## [Required task]
Return, word for word, every line that follows.

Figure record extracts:
START
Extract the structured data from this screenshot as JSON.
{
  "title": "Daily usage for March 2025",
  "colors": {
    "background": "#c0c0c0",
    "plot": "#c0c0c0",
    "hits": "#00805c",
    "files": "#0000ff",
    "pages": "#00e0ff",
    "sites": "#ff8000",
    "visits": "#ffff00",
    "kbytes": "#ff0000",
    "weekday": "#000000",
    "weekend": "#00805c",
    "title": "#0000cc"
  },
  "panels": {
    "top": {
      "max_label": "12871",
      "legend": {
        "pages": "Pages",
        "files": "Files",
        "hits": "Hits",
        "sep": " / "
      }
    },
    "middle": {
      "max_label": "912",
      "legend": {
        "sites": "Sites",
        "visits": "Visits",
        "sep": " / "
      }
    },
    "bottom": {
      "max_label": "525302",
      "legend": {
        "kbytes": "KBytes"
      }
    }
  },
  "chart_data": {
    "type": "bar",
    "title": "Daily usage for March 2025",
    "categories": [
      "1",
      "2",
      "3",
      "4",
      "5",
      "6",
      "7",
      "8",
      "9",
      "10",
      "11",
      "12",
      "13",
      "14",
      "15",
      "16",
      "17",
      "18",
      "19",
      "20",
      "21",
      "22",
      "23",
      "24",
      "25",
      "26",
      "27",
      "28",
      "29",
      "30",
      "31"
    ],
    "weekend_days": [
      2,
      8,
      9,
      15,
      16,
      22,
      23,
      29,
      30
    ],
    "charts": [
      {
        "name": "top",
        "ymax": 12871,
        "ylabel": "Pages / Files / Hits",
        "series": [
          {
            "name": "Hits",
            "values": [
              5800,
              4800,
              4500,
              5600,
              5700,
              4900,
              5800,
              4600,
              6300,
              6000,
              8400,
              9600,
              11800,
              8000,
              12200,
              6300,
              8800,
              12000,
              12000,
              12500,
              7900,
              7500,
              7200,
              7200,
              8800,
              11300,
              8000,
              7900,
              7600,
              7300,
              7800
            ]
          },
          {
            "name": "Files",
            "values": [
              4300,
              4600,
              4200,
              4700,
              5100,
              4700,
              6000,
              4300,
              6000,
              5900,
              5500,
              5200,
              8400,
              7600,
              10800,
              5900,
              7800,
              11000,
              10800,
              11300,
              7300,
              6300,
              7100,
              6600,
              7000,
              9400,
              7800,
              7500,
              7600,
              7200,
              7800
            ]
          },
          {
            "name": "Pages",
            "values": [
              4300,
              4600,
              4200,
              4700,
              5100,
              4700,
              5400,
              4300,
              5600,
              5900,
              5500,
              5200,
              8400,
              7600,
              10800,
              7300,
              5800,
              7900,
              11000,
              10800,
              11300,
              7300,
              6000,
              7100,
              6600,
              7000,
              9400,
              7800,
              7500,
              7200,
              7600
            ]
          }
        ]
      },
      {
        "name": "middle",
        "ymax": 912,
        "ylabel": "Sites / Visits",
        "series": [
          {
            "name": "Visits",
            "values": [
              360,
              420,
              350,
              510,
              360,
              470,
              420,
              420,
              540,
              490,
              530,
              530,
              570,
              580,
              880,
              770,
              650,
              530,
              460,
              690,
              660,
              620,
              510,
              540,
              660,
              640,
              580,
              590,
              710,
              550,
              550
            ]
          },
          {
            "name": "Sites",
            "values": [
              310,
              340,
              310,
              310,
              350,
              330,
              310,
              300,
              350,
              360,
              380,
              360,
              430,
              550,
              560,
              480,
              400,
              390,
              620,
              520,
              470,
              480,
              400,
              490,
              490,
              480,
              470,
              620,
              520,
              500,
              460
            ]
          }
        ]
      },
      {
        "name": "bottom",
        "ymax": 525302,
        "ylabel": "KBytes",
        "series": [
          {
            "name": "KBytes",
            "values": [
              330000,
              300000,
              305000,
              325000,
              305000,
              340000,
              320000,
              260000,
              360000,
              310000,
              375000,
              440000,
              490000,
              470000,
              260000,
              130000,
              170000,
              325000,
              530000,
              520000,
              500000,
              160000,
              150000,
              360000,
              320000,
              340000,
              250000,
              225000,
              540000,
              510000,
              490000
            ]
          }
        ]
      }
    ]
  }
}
END
## [Completed exercise]
Extract the structured data from this screenshot as JSON.
{
  "title": "Daily usage for March 2025",
  "colors": {
    "background": "#c0c0c0",
    "plot": "#c0c0c0",
    "hits": "#00805c",
    "files": "#0000ff",
    "pages": "#00e0ff",
    "sites": "#ff8000",
    "visits": "#ffff00",
    "kbytes": "#ff0000",
    "weekday": "#000000",
    "weekend": "#00805c",
    "title": "#0000cc"
  },
  "panels": {
    "top": {
      "max_label": "12871",
      "legend": {
        "pages": "Pages",
        "files": "Files",
        "hits": "Hits",
        "sep": " / "
      }
    },
    "middle": {
      "max_label": "912",
      "legend": {
        "sites": "Sites",
        "visits": "Visits",
        "sep": " / "
      }
    },
    "bottom": {
      "max_label": "525302",
      "legend": {
        "kbytes": "KBytes"
      }
    }
  },
  "chart_data": {
    "type": "bar",
    "title": "Daily usage for March 2025",
    "categories": [
      "1",
      "2",
      "3",
      "4",
      "5",
      "6",
      "7",
      "8",
      "9",
      "10",
      "11",
      "12",
      "13",
      "14",
      "15",
      "16",
      "17",
      "18",
      "19",
      "20",
      "21",
      "22",
      "23",
      "24",
      "25",
      "26",
      "27",
      "28",
      "29",
      "30",
      "31"
    ],
    "weekend_days": [
      2,
      8,
      9,
      15,
      16,
      22,
      23,
      29,
      30
    ],
    "charts": [
      {
        "name": "top",
        "ymax": 12871,
        "ylabel": "Pages / Files / Hits",
        "series": [
          {
            "name": "Hits",
            "values": [
              5800,
              4800,
              4500,
              5600,
              5700,
              4900,
              5800,
              4600,
              6300,
              6000,
              8400,
              9600,
              11800,
              8000,
              12200,
              6300,
              8800,
              12000,
              12000,
              12500,
              7900,
              7500,
              7200,
              7200,
              8800,
              11300,
              8000,
              7900,
              7600,
              7300,
              7800
            ]
          },
          {
            "name": "Files",
            "values": [
              4300,
              4600,
              4200,
              4700,
              5100,
              4700,
              6000,
              4300,
              6000,
              5900,
              5500,
              5200,
              8400,
              7600,
              10800,
              5900,
              7800,
              11000,
              10800,
              11300,
              7300,
              6300,
              7100,
              6600,
              7000,
              9400,
              7800,
              7500,
              7600,
              7200,
              7800
            ]
          },
          {
            "name": "Pages",
            "values": [
              4300,
              4600,
              4200,
              4700,
              5100,
              4700,
              5400,
              4300,
              5600,
              5900,
              5500,
              5200,
              8400,
              7600,
              10800,
              7300,
              5800,
              7900,
              11000,
              10800,
              11300,
              7300,
              6000,
              7100,
              6600,
              7000,
              9400,
              7800,
              7500,
              7200,
              7600
            ]
          }
        ]
      },
      {
        "name": "middle",
        "ymax": 912,
        "ylabel": "Sites / Visits",
        "series": [
          {
            "name": "Visits",
            "values": [
              360,
              420,
              350,
              510,
              360,
              470,
              420,
              420,
              540,
              490,
              530,
              530,
              570,
              580,
              880,
              770,
              650,
              530,
              460,
              690,
              660,
              620,
              510,
              540,
              660,
              640,
              580,
              590,
              710,
              550,
              550
            ]
          },
          {
            "name": "Sites",
            "values": [
              310,
              340,
              310,
              310,
              350,
              330,
              310,
              300,
              350,
              360,
              380,
              360,
              430,
              550,
              560,
              480,
              400,
              390,
              620,
              520,
              470,
              480,
              400,
              490,
              490,
              480,
              470,
              620,
              520,
              500,
              460
            ]
          }
        ]
      },
      {
        "name": "bottom",
        "ymax": 525302,
        "ylabel": "KBytes",
        "series": [
          {
            "name": "KBytes",
            "values": [
              330000,
              300000,
              305000,
              325000,
              305000,
              340000,
              320000,
              260000,
              360000,
              310000,
              375000,
              440000,
              490000,
              470000,
              260000,
              130000,
              170000,
              325000,
              530000,
              520000,
              500000,
              160000,
              150000,
              360000,
              320000,
              340000,
              250000,
              225000,
              540000,
              510000,
              490000
            ]
          }
        ]
      }
    ]
  }
}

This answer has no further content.